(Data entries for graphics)
※ ※ ※

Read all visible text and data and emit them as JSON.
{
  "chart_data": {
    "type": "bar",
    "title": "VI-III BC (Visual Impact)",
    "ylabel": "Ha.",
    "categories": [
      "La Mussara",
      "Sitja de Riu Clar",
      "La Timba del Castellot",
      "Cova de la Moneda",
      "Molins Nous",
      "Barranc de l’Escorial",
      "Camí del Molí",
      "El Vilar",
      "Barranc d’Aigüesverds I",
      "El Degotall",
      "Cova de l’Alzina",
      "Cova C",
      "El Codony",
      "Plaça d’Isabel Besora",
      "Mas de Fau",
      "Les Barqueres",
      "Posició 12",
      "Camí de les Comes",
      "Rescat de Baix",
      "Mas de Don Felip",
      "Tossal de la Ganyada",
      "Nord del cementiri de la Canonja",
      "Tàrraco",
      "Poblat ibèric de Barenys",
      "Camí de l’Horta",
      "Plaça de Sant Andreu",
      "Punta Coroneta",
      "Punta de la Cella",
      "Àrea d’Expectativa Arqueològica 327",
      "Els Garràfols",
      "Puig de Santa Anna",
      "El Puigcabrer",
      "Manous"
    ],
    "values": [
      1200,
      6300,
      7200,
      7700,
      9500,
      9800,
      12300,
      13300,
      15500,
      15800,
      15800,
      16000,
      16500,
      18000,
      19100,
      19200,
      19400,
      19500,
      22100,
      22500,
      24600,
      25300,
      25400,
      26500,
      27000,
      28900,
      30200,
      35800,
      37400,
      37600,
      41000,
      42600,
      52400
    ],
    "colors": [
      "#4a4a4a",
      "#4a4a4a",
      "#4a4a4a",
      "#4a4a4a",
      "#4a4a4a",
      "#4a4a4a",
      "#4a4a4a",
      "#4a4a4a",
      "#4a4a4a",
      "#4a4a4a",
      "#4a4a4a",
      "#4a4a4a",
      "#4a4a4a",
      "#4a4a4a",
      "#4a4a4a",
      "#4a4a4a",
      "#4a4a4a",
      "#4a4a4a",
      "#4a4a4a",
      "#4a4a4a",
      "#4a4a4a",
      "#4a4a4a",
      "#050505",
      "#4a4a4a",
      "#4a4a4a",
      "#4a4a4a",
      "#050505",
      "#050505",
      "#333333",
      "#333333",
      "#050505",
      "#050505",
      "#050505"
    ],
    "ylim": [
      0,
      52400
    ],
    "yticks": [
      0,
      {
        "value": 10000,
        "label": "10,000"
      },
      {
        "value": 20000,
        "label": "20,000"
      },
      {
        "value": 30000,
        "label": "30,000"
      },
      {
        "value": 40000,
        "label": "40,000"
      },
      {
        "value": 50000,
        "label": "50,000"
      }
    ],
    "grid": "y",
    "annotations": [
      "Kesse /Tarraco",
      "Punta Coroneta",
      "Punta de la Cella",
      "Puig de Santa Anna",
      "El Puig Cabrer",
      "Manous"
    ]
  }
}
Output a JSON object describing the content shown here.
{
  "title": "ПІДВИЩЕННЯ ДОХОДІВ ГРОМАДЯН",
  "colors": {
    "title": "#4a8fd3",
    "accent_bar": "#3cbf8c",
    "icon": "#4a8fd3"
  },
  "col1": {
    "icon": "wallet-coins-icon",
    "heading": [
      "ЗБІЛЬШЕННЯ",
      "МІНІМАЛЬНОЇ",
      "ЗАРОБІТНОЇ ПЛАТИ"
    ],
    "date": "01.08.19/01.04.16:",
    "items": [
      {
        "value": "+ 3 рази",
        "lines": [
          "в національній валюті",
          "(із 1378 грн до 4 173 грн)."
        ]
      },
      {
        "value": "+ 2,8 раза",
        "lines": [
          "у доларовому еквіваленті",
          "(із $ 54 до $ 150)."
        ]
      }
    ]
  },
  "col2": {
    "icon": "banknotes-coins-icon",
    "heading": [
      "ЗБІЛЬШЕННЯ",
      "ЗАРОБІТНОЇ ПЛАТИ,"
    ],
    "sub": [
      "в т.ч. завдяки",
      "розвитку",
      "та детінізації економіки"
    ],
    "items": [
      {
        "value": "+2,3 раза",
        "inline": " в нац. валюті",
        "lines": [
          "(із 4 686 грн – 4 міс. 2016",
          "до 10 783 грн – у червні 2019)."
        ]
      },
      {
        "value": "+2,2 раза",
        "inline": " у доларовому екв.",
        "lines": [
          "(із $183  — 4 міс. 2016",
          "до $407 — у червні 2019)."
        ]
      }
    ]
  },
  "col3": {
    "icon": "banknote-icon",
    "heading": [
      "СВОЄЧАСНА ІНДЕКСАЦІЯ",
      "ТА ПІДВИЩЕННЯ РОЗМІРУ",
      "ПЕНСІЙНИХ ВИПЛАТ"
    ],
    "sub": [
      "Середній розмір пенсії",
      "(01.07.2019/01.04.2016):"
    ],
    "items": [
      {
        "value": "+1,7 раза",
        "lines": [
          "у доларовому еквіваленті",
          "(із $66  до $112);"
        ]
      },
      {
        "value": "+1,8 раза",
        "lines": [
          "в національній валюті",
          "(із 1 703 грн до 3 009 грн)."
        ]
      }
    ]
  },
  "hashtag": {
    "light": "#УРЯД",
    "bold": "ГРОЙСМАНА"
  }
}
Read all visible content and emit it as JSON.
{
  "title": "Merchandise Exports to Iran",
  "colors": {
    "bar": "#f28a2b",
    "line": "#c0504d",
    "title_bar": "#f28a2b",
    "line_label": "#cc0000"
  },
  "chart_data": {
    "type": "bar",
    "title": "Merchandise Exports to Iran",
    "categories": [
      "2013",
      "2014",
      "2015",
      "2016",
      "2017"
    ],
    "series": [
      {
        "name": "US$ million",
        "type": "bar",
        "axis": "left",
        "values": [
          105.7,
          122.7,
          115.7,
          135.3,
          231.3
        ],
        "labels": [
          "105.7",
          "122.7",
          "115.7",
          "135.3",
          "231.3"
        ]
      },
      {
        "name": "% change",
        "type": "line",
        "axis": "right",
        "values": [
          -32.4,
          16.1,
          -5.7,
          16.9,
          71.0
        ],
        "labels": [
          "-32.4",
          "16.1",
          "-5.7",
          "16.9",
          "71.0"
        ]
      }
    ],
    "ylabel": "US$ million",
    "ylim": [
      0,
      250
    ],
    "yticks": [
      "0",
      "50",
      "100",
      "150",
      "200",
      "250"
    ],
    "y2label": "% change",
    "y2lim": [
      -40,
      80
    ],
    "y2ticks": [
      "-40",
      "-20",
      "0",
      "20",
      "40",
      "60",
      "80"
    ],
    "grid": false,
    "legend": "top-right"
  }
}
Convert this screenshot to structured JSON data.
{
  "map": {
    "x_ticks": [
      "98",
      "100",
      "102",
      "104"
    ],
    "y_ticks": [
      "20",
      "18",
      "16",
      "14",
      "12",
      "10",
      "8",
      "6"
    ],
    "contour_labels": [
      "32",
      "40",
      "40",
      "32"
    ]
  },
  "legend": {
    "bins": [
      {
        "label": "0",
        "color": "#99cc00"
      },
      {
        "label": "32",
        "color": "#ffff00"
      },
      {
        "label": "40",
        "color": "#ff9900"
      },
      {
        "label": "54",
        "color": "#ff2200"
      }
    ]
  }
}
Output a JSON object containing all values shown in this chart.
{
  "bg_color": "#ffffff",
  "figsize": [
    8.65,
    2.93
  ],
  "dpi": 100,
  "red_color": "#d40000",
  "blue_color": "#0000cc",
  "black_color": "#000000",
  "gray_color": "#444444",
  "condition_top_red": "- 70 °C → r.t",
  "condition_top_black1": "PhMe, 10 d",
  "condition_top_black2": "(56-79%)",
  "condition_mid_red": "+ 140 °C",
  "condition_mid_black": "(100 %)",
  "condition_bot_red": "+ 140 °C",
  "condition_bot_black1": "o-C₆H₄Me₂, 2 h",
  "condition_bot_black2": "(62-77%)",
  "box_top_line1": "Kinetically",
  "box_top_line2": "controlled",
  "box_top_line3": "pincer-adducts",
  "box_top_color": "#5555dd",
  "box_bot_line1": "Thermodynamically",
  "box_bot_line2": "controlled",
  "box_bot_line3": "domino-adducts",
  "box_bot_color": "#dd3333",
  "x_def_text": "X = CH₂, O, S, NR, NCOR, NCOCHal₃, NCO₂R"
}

※ ※ ※

Set task
Report all lines of the material that contain the word "Iran".

Reply to the task
  "title": "Merchandise Exports to Iran",
    "title": "Merchandise Exports to Iran",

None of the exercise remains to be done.